[Begin RECORDS TO PROCESS]

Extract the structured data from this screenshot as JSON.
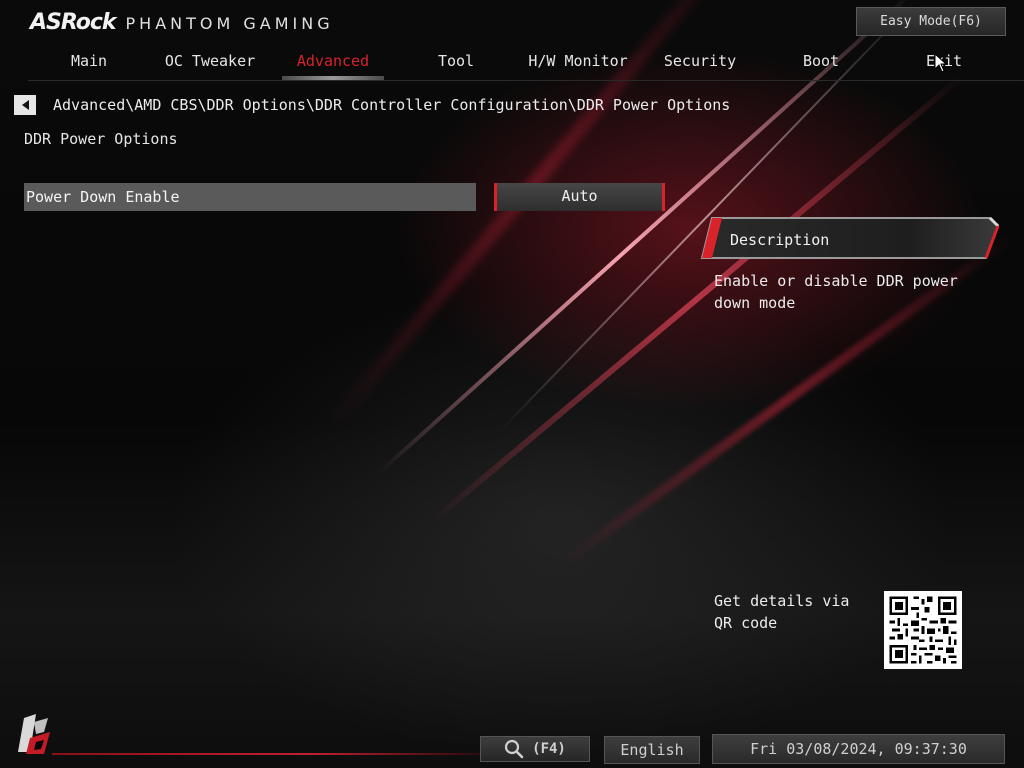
{
  "header": {
    "brand": "ASRock",
    "sub_brand": "PHANTOM GAMING",
    "easy_mode_label": "Easy Mode(F6)"
  },
  "nav": {
    "tabs": [
      {
        "label": "Main"
      },
      {
        "label": "OC Tweaker"
      },
      {
        "label": "Advanced",
        "active": true
      },
      {
        "label": "Tool"
      },
      {
        "label": "H/W Monitor"
      },
      {
        "label": "Security"
      },
      {
        "label": "Boot"
      },
      {
        "label": "Exit"
      }
    ]
  },
  "breadcrumb": "Advanced\\AMD CBS\\DDR Options\\DDR Controller Configuration\\DDR Power Options",
  "page_title": "DDR Power Options",
  "settings": [
    {
      "label": "Power Down Enable",
      "value": "Auto"
    }
  ],
  "description": {
    "title": "Description",
    "text": "Enable or disable DDR power down mode"
  },
  "qr": {
    "text": "Get details via QR code"
  },
  "footer": {
    "search_label": "(F4)",
    "language": "English",
    "datetime": "Fri 03/08/2024, 09:37:30"
  },
  "colors": {
    "accent": "#d8232a",
    "setting_row_bg": "#5a5a5a"
  }
}
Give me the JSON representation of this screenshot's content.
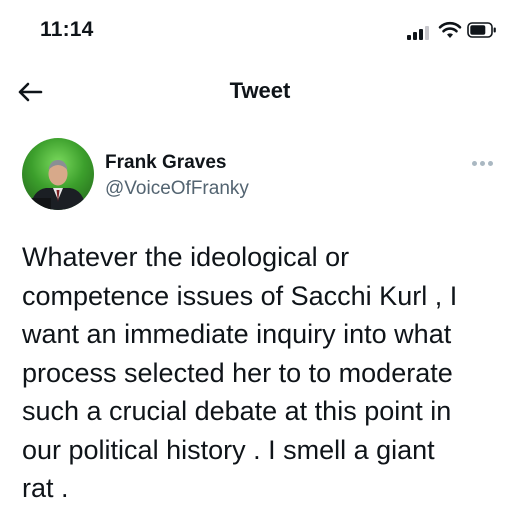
{
  "status_bar": {
    "time": "11:14",
    "icons": [
      "cellular-signal-icon",
      "wifi-icon",
      "battery-icon"
    ]
  },
  "header": {
    "back_icon": "arrow-left-icon",
    "title": "Tweet"
  },
  "author": {
    "name": "Frank Graves",
    "handle": "@VoiceOfFranky",
    "more_icon": "ellipsis-icon"
  },
  "tweet": {
    "text": "Whatever the ideological or\ncompetence issues of Sacchi Kurl , I\nwant an immediate inquiry into what\nprocess selected her to to moderate\nsuch a crucial debate at this point in\nour political history . I smell a giant\nrat ."
  },
  "colors": {
    "text_primary": "#0f1419",
    "text_secondary": "#536471",
    "more_dots": "#aab8c2"
  }
}
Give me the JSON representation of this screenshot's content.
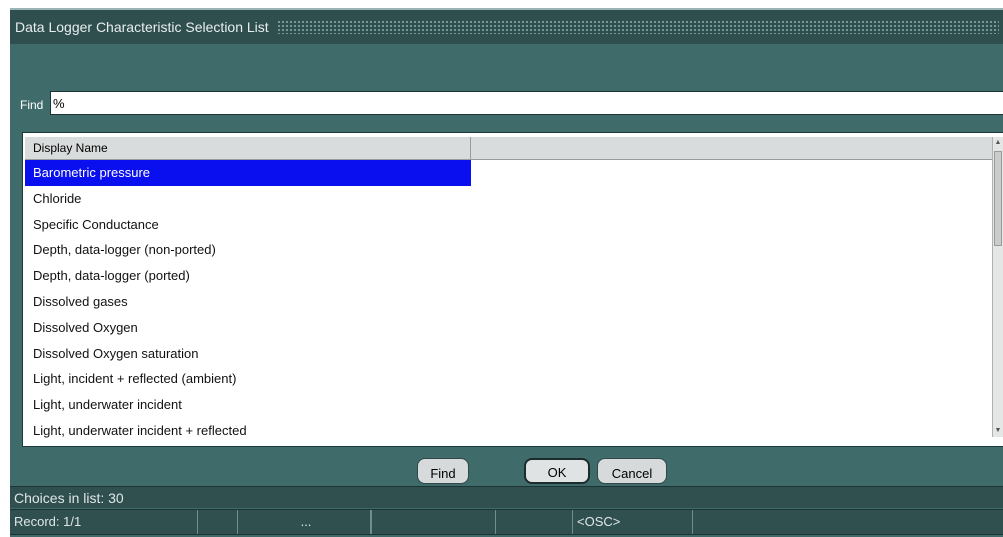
{
  "window": {
    "title": "Data Logger Characteristic Selection List"
  },
  "find": {
    "label": "Find",
    "value": "%"
  },
  "list": {
    "column_header": "Display Name",
    "items": [
      "Barometric pressure",
      "Chloride",
      "Specific Conductance",
      "Depth, data-logger (non-ported)",
      "Depth, data-logger (ported)",
      "Dissolved gases",
      "Dissolved Oxygen",
      "Dissolved Oxygen saturation",
      "Light, incident + reflected (ambient)",
      "Light, underwater incident",
      "Light, underwater incident + reflected"
    ],
    "selected_index": 0
  },
  "buttons": {
    "find": "Find",
    "ok": "OK",
    "cancel": "Cancel"
  },
  "status": {
    "choices": "Choices in list: 30",
    "record": "Record: 1/1",
    "ellipsis": "...",
    "mode": "<OSC>"
  },
  "colors": {
    "background": "#3f6b6a",
    "titlebar": "#2f4f4f",
    "selection": "#0a0ff0"
  }
}
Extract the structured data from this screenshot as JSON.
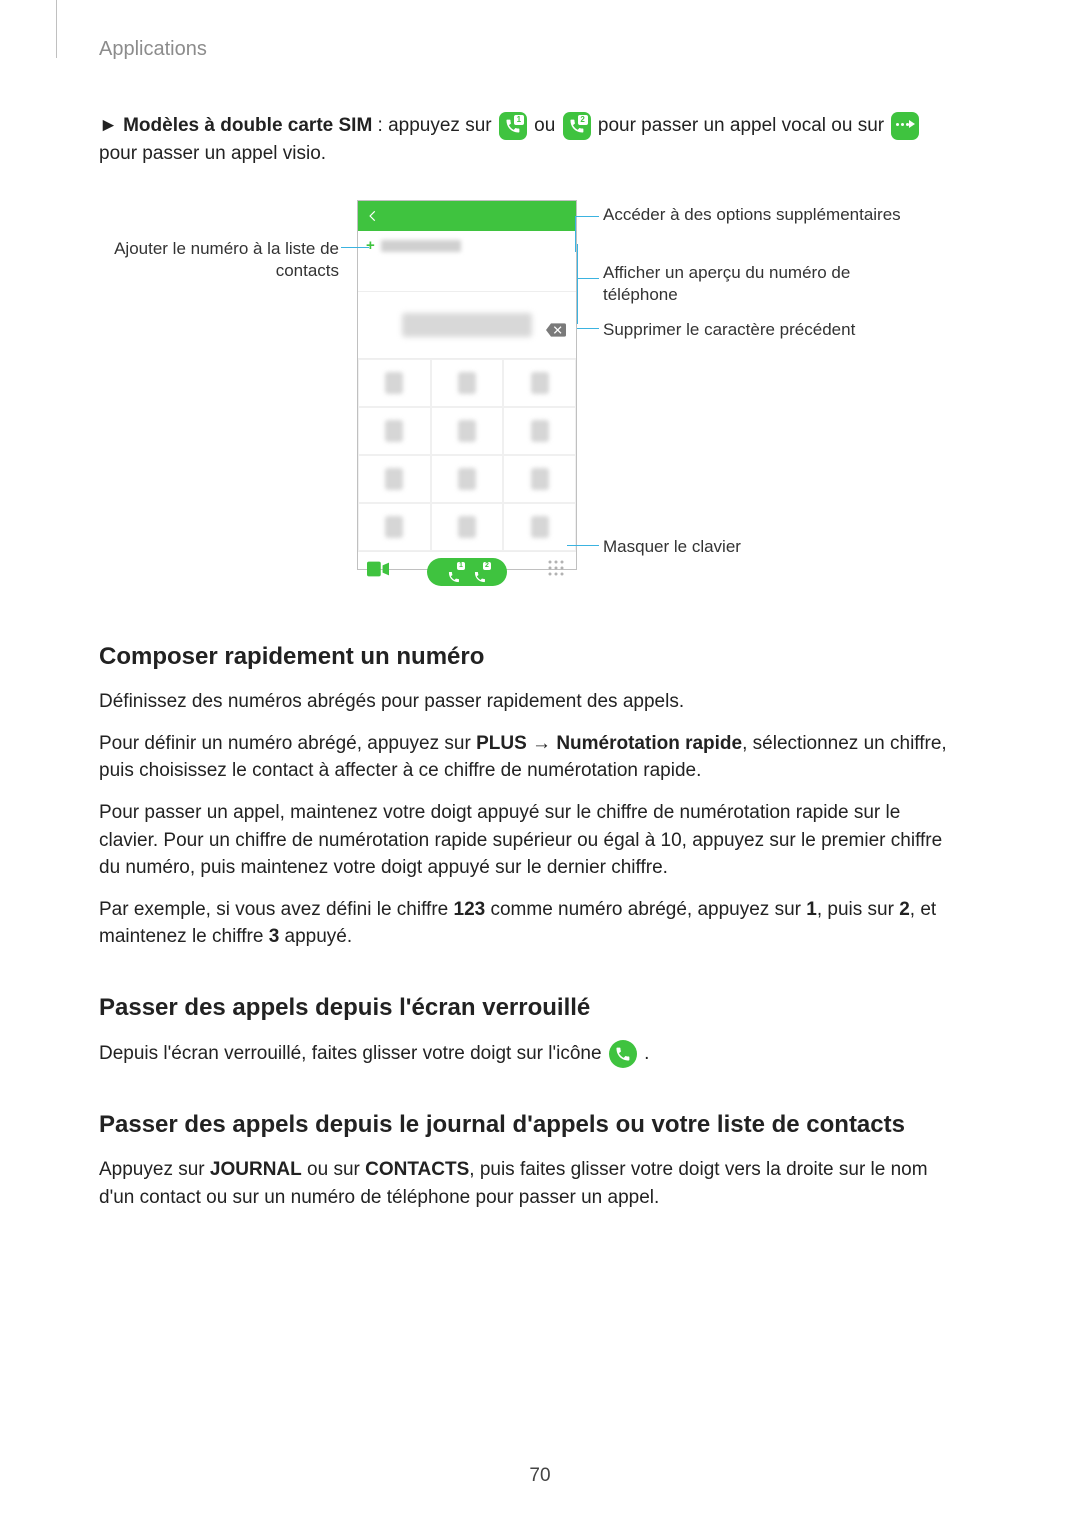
{
  "header": {
    "section": "Applications"
  },
  "intro": {
    "prefix": "► ",
    "bold": "Modèles à double carte SIM",
    "mid1": " : appuyez sur ",
    "mid2": " ou ",
    "mid3": " pour passer un appel vocal ou sur ",
    "end": " pour passer un appel visio."
  },
  "callouts": {
    "left1": "Ajouter le numéro à la liste de contacts",
    "right1": "Accéder à des options supplémentaires",
    "right2": "Afficher un aperçu du numéro de téléphone",
    "right3": "Supprimer le caractère précédent",
    "right4": "Masquer le clavier"
  },
  "sectionA": {
    "title": "Composer rapidement un numéro",
    "p1": "Définissez des numéros abrégés pour passer rapidement des appels.",
    "p2a": "Pour définir un numéro abrégé, appuyez sur ",
    "p2b": "PLUS",
    "p2c": " → ",
    "p2d": "Numérotation rapide",
    "p2e": ", sélectionnez un chiffre, puis choisissez le contact à affecter à ce chiffre de numérotation rapide.",
    "p3": "Pour passer un appel, maintenez votre doigt appuyé sur le chiffre de numérotation rapide sur le clavier. Pour un chiffre de numérotation rapide supérieur ou égal à 10, appuyez sur le premier chiffre du numéro, puis maintenez votre doigt appuyé sur le dernier chiffre.",
    "p4a": "Par exemple, si vous avez défini le chiffre ",
    "p4b": "123",
    "p4c": " comme numéro abrégé, appuyez sur ",
    "p4d": "1",
    "p4e": ", puis sur ",
    "p4f": "2",
    "p4g": ", et maintenez le chiffre ",
    "p4h": "3",
    "p4i": " appuyé."
  },
  "sectionB": {
    "title": "Passer des appels depuis l'écran verrouillé",
    "p1a": "Depuis l'écran verrouillé, faites glisser votre doigt sur l'icône ",
    "p1b": "."
  },
  "sectionC": {
    "title": "Passer des appels depuis le journal d'appels ou votre liste de contacts",
    "p1a": "Appuyez sur ",
    "p1b": "JOURNAL",
    "p1c": " ou sur ",
    "p1d": "CONTACTS",
    "p1e": ", puis faites glisser votre doigt vers la droite sur le nom d'un contact ou sur un numéro de téléphone pour passer un appel."
  },
  "footer": {
    "page": "70"
  },
  "icons": {
    "sim1": "1",
    "sim2": "2"
  }
}
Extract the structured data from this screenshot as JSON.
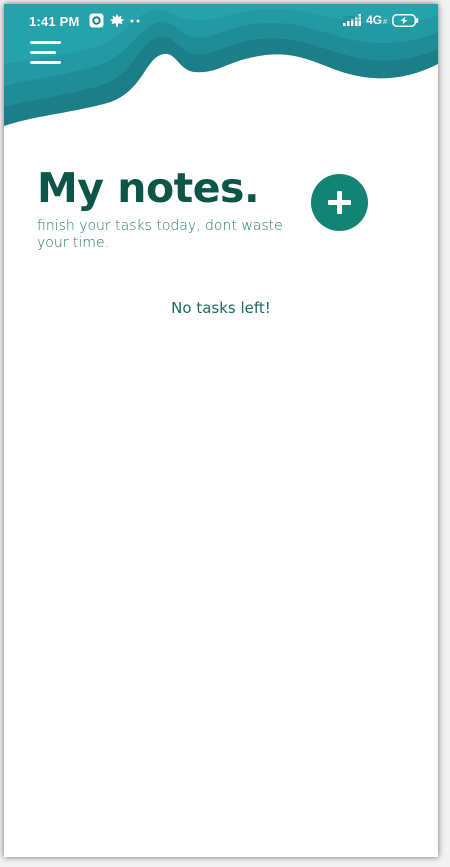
{
  "status_bar": {
    "time": "1:41 PM",
    "network": "4G",
    "network_sub": "#",
    "left_icons": [
      "record-icon",
      "leaf-icon",
      "more-dots-icon"
    ],
    "right_icons": [
      "signal-icon",
      "battery-charging-icon"
    ]
  },
  "header": {
    "menu_icon": "hamburger-menu-icon",
    "wave_colors": [
      "#1b7e88",
      "#208f98",
      "#25a0a8"
    ]
  },
  "main": {
    "title": "My notes.",
    "subtitle": "finish your tasks today, dont waste your time.",
    "empty_message": "No tasks left!"
  },
  "add_button": {
    "icon": "plus-icon",
    "color": "#138474"
  },
  "colors": {
    "title": "#0d5548",
    "subtitle": "#237a6d",
    "accent": "#138474",
    "header": "#1b7e88"
  }
}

[End RECORDS TO PROCESS]

#### EXERCISE DETAILS:
Repeat verbatim all the material, but not the pictures.

#### COMPLETED TASK:
Extract the structured data from this screenshot as JSON.
{
  "header": {
    "brand": "ASRock",
    "sub_brand": "PHANTOM GAMING",
    "easy_mode_label": "Easy Mode(F6)"
  },
  "nav": {
    "tabs": [
      {
        "label": "Main"
      },
      {
        "label": "OC Tweaker"
      },
      {
        "label": "Advanced",
        "active": true
      },
      {
        "label": "Tool"
      },
      {
        "label": "H/W Monitor"
      },
      {
        "label": "Security"
      },
      {
        "label": "Boot"
      },
      {
        "label": "Exit"
      }
    ]
  },
  "breadcrumb": "Advanced\\AMD CBS\\DDR Options\\DDR Controller Configuration\\DDR Power Options",
  "page_title": "DDR Power Options",
  "settings": [
    {
      "label": "Power Down Enable",
      "value": "Auto"
    }
  ],
  "description": {
    "title": "Description",
    "text": "Enable or disable DDR power down mode"
  },
  "qr": {
    "text": "Get details via QR code"
  },
  "footer": {
    "search_label": "(F4)",
    "language": "English",
    "datetime": "Fri 03/08/2024, 09:37:30"
  },
  "colors": {
    "accent": "#d8232a",
    "setting_row_bg": "#5a5a5a"
  }
}
Give me the JSON representation of this screenshot's content.
{
  "status_bar": {
    "time": "11:14",
    "icons": [
      "cellular-signal-icon",
      "wifi-icon",
      "battery-icon"
    ]
  },
  "header": {
    "back_icon": "arrow-left-icon",
    "title": "Tweet"
  },
  "author": {
    "name": "Frank Graves",
    "handle": "@VoiceOfFranky",
    "more_icon": "ellipsis-icon"
  },
  "tweet": {
    "text": "Whatever the ideological or\ncompetence issues of Sacchi Kurl , I\nwant an immediate inquiry into what\nprocess selected her to to moderate\nsuch a crucial debate at this point in\nour political history . I smell a giant\nrat ."
  },
  "colors": {
    "text_primary": "#0f1419",
    "text_secondary": "#536471",
    "more_dots": "#aab8c2"
  }
}
Give me the JSON representation of this screenshot's content.
{
  "window": {
    "title": "Data Logger Characteristic Selection List"
  },
  "find": {
    "label": "Find",
    "value": "%"
  },
  "list": {
    "column_header": "Display Name",
    "items": [
      "Barometric pressure",
      "Chloride",
      "Specific Conductance",
      "Depth, data-logger (non-ported)",
      "Depth, data-logger (ported)",
      "Dissolved gases",
      "Dissolved Oxygen",
      "Dissolved Oxygen saturation",
      "Light, incident + reflected (ambient)",
      "Light, underwater incident",
      "Light, underwater incident + reflected"
    ],
    "selected_index": 0
  },
  "buttons": {
    "find": "Find",
    "ok": "OK",
    "cancel": "Cancel"
  },
  "status": {
    "choices": "Choices in list: 30",
    "record": "Record: 1/1",
    "ellipsis": "...",
    "mode": "<OSC>"
  },
  "colors": {
    "background": "#3f6b6a",
    "titlebar": "#2f4f4f",
    "selection": "#0a0ff0"
  }
}
Extract the structured data from this screenshot as JSON.
{
  "header": {
    "section": "Applications"
  },
  "intro": {
    "prefix": "► ",
    "bold": "Modèles à double carte SIM",
    "mid1": " : appuyez sur ",
    "mid2": " ou ",
    "mid3": " pour passer un appel vocal ou sur ",
    "end": " pour passer un appel visio."
  },
  "callouts": {
    "left1": "Ajouter le numéro à la liste de contacts",
    "right1": "Accéder à des options supplémentaires",
    "right2": "Afficher un aperçu du numéro de téléphone",
    "right3": "Supprimer le caractère précédent",
    "right4": "Masquer le clavier"
  },
  "sectionA": {
    "title": "Composer rapidement un numéro",
    "p1": "Définissez des numéros abrégés pour passer rapidement des appels.",
    "p2a": "Pour définir un numéro abrégé, appuyez sur ",
    "p2b": "PLUS",
    "p2c": " → ",
    "p2d": "Numérotation rapide",
    "p2e": ", sélectionnez un chiffre, puis choisissez le contact à affecter à ce chiffre de numérotation rapide.",
    "p3": "Pour passer un appel, maintenez votre doigt appuyé sur le chiffre de numérotation rapide sur le clavier. Pour un chiffre de numérotation rapide supérieur ou égal à 10, appuyez sur le premier chiffre du numéro, puis maintenez votre doigt appuyé sur le dernier chiffre.",
    "p4a": "Par exemple, si vous avez défini le chiffre ",
    "p4b": "123",
    "p4c": " comme numéro abrégé, appuyez sur ",
    "p4d": "1",
    "p4e": ", puis sur ",
    "p4f": "2",
    "p4g": ", et maintenez le chiffre ",
    "p4h": "3",
    "p4i": " appuyé."
  },
  "sectionB": {
    "title": "Passer des appels depuis l'écran verrouillé",
    "p1a": "Depuis l'écran verrouillé, faites glisser votre doigt sur l'icône ",
    "p1b": "."
  },
  "sectionC": {
    "title": "Passer des appels depuis le journal d'appels ou votre liste de contacts",
    "p1a": "Appuyez sur ",
    "p1b": "JOURNAL",
    "p1c": " ou sur ",
    "p1d": "CONTACTS",
    "p1e": ", puis faites glisser votre doigt vers la droite sur le nom d'un contact ou sur un numéro de téléphone pour passer un appel."
  },
  "footer": {
    "page": "70"
  },
  "icons": {
    "sim1": "1",
    "sim2": "2"
  }
}
Extract the structured data from this screenshot as JSON.
{
  "status_bar": {
    "time": "1:41 PM",
    "network": "4G",
    "network_sub": "#",
    "left_icons": [
      "record-icon",
      "leaf-icon",
      "more-dots-icon"
    ],
    "right_icons": [
      "signal-icon",
      "battery-charging-icon"
    ]
  },
  "header": {
    "menu_icon": "hamburger-menu-icon",
    "wave_colors": [
      "#1b7e88",
      "#208f98",
      "#25a0a8"
    ]
  },
  "main": {
    "title": "My notes.",
    "subtitle": "finish your tasks today, dont waste your time.",
    "empty_message": "No tasks left!"
  },
  "add_button": {
    "icon": "plus-icon",
    "color": "#138474"
  },
  "colors": {
    "title": "#0d5548",
    "subtitle": "#237a6d",
    "accent": "#138474",
    "header": "#1b7e88"
  }
}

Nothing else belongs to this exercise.